» Task details:
Repeat the full listing below verbatim and keep the images out.

» Extracted data entries:
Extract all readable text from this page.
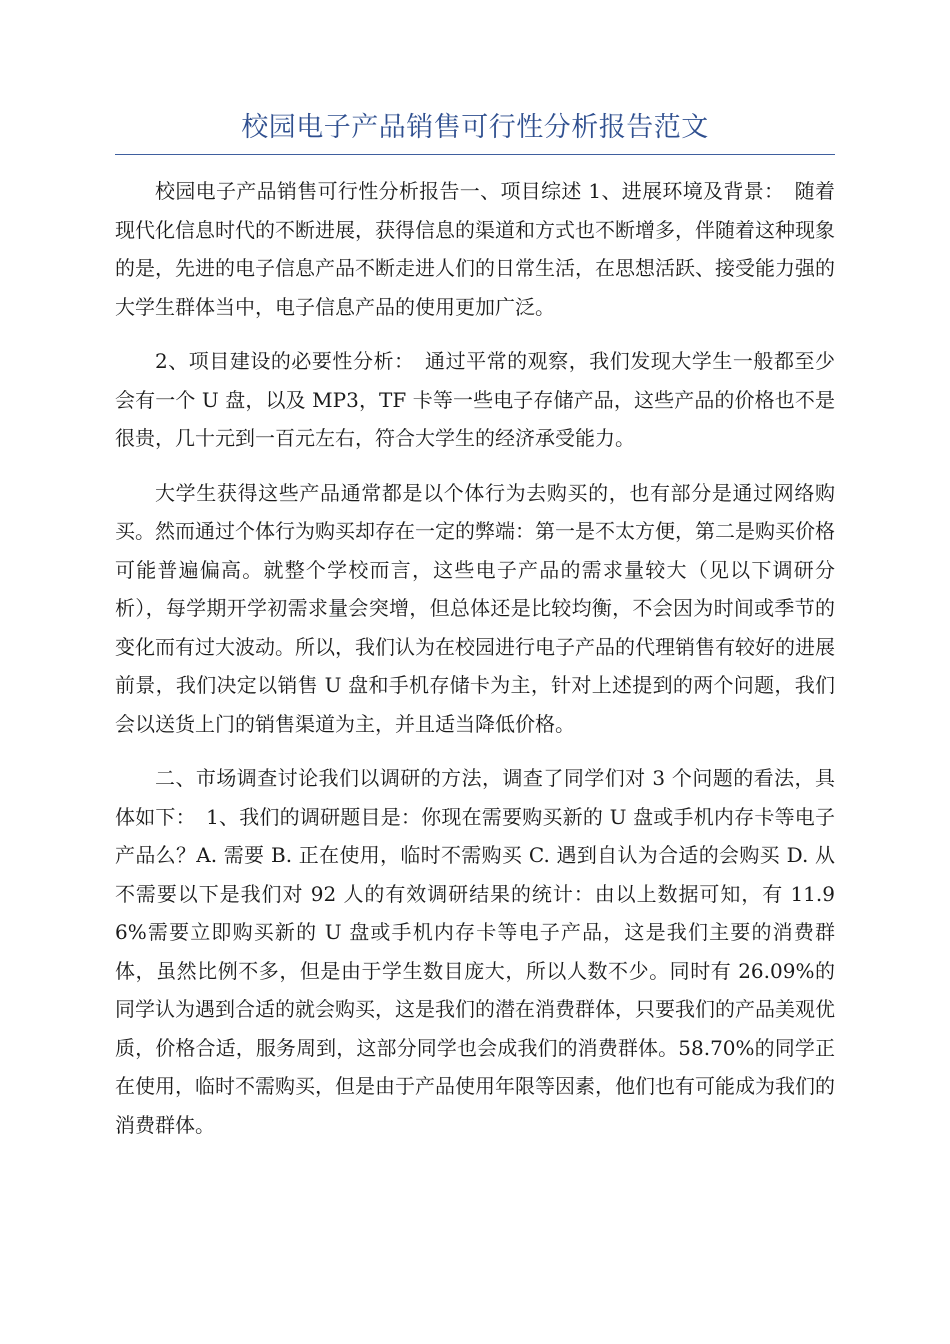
校园电子产品销售可行性分析报告范文

校园电子产品销售可行性分析报告一、项目综述 1、进展环境及背景：　随着现代化信息时代的不断进展，获得信息的渠道和方式也不断增多，伴随着这种现象的是，先进的电子信息产品不断走进人们的日常生活，在思想活跃、接受能力强的大学生群体当中，电子信息产品的使用更加广泛。

2、项目建设的必要性分析：　通过平常的观察，我们发现大学生一般都至少会有一个 U 盘，以及 MP3，TF 卡等一些电子存储产品，这些产品的价格也不是很贵，几十元到一百元左右，符合大学生的经济承受能力。

大学生获得这些产品通常都是以个体行为去购买的，也有部分是通过网络购买。然而通过个体行为购买却存在一定的弊端：第一是不太方便，第二是购买价格可能普遍偏高。就整个学校而言，这些电子产品的需求量较大（见以下调研分析），每学期开学初需求量会突增，但总体还是比较均衡，不会因为时间或季节的变化而有过大波动。所以，我们认为在校园进行电子产品的代理销售有较好的进展前景，我们决定以销售 U 盘和手机存储卡为主，针对上述提到的两个问题，我们会以送货上门的销售渠道为主，并且适当降低价格。

二、市场调查讨论我们以调研的方法，调查了同学们对 3 个问题的看法，具体如下：　1、我们的调研题目是：你现在需要购买新的 U 盘或手机内存卡等电子产品么？A. 需要 B. 正在使用，临时不需购买 C. 遇到自认为合适的会购买 D. 从不需要以下是我们对 92 人的有效调研结果的统计：由以上数据可知，有 11.96%需要立即购买新的 U 盘或手机内存卡等电子产品，这是我们主要的消费群体，虽然比例不多，但是由于学生数目庞大，所以人数不少。同时有 26.09%的同学认为遇到合适的就会购买，这是我们的潜在消费群体，只要我们的产品美观优质，价格合适，服务周到，这部分同学也会成我们的消费群体。58.70%的同学正在使用，临时不需购买，但是由于产品使用年限等因素，他们也有可能成为我们的消费群体。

» Solution below:
Extract all readable text from this page.
校园电子产品销售可行性分析报告范文

校园电子产品销售可行性分析报告一、项目综述 1、进展环境及背景：　随着现代化信息时代的不断进展，获得信息的渠道和方式也不断增多，伴随着这种现象的是，先进的电子信息产品不断走进人们的日常生活，在思想活跃、接受能力强的大学生群体当中，电子信息产品的使用更加广泛。

2、项目建设的必要性分析：　通过平常的观察，我们发现大学生一般都至少会有一个 U 盘，以及 MP3，TF 卡等一些电子存储产品，这些产品的价格也不是很贵，几十元到一百元左右，符合大学生的经济承受能力。

大学生获得这些产品通常都是以个体行为去购买的，也有部分是通过网络购买。然而通过个体行为购买却存在一定的弊端：第一是不太方便，第二是购买价格可能普遍偏高。就整个学校而言，这些电子产品的需求量较大（见以下调研分析），每学期开学初需求量会突增，但总体还是比较均衡，不会因为时间或季节的变化而有过大波动。所以，我们认为在校园进行电子产品的代理销售有较好的进展前景，我们决定以销售 U 盘和手机存储卡为主，针对上述提到的两个问题，我们会以送货上门的销售渠道为主，并且适当降低价格。

二、市场调查讨论我们以调研的方法，调查了同学们对 3 个问题的看法，具体如下：　1、我们的调研题目是：你现在需要购买新的 U 盘或手机内存卡等电子产品么？A. 需要 B. 正在使用，临时不需购买 C. 遇到自认为合适的会购买 D. 从不需要以下是我们对 92 人的有效调研结果的统计：由以上数据可知，有 11.96%需要立即购买新的 U 盘或手机内存卡等电子产品，这是我们主要的消费群体，虽然比例不多，但是由于学生数目庞大，所以人数不少。同时有 26.09%的同学认为遇到合适的就会购买，这是我们的潜在消费群体，只要我们的产品美观优质，价格合适，服务周到，这部分同学也会成我们的消费群体。58.70%的同学正在使用，临时不需购买，但是由于产品使用年限等因素，他们也有可能成为我们的消费群体。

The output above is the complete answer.